● Data section
● ● ● ●
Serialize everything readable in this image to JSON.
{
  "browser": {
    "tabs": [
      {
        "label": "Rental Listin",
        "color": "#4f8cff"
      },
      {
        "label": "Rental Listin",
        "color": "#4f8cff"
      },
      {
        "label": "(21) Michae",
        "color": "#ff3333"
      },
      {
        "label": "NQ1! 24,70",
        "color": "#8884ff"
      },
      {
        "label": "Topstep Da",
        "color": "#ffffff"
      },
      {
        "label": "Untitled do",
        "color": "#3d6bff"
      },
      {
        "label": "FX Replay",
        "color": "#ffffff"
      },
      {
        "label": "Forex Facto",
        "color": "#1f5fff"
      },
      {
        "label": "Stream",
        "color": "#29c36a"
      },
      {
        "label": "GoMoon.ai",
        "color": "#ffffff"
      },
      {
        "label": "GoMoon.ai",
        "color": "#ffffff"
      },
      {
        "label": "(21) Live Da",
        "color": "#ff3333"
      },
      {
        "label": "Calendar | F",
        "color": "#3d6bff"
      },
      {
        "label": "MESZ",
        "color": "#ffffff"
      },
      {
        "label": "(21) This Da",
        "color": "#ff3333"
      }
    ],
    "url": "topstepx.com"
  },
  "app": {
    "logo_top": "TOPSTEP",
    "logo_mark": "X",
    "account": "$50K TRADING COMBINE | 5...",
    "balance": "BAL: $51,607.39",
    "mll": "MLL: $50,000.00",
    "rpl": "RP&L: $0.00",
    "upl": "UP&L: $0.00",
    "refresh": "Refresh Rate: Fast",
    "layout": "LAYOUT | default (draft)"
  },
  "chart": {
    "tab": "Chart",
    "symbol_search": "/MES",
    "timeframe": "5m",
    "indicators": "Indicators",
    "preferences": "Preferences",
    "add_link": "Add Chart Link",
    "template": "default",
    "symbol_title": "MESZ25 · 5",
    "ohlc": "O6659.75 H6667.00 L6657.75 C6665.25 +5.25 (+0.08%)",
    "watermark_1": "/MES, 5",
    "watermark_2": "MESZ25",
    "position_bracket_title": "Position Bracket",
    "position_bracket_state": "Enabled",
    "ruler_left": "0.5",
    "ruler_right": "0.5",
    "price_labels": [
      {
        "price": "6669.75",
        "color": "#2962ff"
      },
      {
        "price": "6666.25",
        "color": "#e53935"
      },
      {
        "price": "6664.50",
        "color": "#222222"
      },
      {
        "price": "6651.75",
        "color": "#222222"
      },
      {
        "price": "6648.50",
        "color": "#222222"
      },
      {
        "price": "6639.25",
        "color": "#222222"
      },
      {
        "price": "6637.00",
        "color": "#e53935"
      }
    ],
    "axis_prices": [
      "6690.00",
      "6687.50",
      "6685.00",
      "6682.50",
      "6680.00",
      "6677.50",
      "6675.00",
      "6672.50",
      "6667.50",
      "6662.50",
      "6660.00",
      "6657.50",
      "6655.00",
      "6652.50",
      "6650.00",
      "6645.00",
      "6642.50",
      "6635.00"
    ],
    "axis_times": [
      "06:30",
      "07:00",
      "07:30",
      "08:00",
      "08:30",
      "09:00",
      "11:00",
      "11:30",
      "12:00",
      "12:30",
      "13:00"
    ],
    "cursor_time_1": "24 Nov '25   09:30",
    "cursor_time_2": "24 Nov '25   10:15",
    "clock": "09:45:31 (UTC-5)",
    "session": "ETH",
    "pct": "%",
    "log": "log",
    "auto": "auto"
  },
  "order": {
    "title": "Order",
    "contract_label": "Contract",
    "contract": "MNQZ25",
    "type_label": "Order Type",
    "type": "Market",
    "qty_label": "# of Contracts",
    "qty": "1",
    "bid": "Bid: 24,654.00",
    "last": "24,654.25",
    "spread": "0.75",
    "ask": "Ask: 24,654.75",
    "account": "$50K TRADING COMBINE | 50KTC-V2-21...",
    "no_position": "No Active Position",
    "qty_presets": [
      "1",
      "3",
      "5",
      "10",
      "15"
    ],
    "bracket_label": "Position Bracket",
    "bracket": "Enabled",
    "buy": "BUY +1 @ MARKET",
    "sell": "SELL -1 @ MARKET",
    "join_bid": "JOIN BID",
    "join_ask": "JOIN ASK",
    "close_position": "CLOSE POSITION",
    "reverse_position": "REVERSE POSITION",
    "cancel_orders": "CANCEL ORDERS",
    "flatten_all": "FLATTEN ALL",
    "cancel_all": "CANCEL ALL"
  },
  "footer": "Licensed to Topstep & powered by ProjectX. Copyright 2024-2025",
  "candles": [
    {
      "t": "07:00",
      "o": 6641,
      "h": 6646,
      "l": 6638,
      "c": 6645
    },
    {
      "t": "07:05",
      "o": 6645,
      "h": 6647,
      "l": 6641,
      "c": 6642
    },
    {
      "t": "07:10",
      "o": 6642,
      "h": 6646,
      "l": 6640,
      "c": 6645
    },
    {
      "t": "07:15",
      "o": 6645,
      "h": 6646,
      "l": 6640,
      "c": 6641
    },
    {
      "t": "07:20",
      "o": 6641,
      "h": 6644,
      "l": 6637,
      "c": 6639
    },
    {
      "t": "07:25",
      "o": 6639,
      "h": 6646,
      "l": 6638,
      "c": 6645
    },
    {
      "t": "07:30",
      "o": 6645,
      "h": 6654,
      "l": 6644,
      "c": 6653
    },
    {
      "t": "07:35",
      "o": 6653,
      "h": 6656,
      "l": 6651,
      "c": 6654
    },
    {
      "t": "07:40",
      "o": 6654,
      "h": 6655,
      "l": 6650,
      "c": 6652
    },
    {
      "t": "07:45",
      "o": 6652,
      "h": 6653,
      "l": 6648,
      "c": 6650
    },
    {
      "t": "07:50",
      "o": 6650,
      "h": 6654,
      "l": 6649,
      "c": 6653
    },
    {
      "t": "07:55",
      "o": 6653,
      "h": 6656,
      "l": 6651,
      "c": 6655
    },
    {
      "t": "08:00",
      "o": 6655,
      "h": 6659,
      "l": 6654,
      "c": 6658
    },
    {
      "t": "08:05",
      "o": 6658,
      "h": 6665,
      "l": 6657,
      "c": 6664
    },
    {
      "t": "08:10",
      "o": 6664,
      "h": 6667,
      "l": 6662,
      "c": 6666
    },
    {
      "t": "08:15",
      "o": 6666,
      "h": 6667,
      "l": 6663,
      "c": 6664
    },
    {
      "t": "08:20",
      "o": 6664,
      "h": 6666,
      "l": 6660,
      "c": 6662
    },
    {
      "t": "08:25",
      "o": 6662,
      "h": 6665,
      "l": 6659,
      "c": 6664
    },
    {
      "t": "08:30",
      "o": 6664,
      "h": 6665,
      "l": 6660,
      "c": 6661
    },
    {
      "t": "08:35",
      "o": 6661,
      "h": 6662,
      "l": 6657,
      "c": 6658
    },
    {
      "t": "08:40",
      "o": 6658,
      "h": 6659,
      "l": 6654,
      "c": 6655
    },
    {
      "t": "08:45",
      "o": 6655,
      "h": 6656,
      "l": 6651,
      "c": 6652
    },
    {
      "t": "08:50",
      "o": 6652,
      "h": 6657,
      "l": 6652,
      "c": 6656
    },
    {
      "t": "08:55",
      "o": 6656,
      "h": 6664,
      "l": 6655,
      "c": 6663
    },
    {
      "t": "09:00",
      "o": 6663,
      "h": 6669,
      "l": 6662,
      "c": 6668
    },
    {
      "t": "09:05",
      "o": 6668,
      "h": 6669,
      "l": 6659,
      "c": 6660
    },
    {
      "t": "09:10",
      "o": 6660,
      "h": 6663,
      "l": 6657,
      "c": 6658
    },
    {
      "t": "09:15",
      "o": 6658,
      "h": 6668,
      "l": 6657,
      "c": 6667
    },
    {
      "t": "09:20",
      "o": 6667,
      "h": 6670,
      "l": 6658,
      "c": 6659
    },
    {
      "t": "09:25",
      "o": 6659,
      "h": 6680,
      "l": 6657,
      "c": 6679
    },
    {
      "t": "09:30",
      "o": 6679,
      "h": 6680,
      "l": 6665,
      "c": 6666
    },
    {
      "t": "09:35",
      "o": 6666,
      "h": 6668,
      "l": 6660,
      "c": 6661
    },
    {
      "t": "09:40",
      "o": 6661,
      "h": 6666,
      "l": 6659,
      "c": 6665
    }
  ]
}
● ● ● ●
● Given instruction
From the records above, report the count of lines containing "account" and nothing more.

● Solution for this problem
2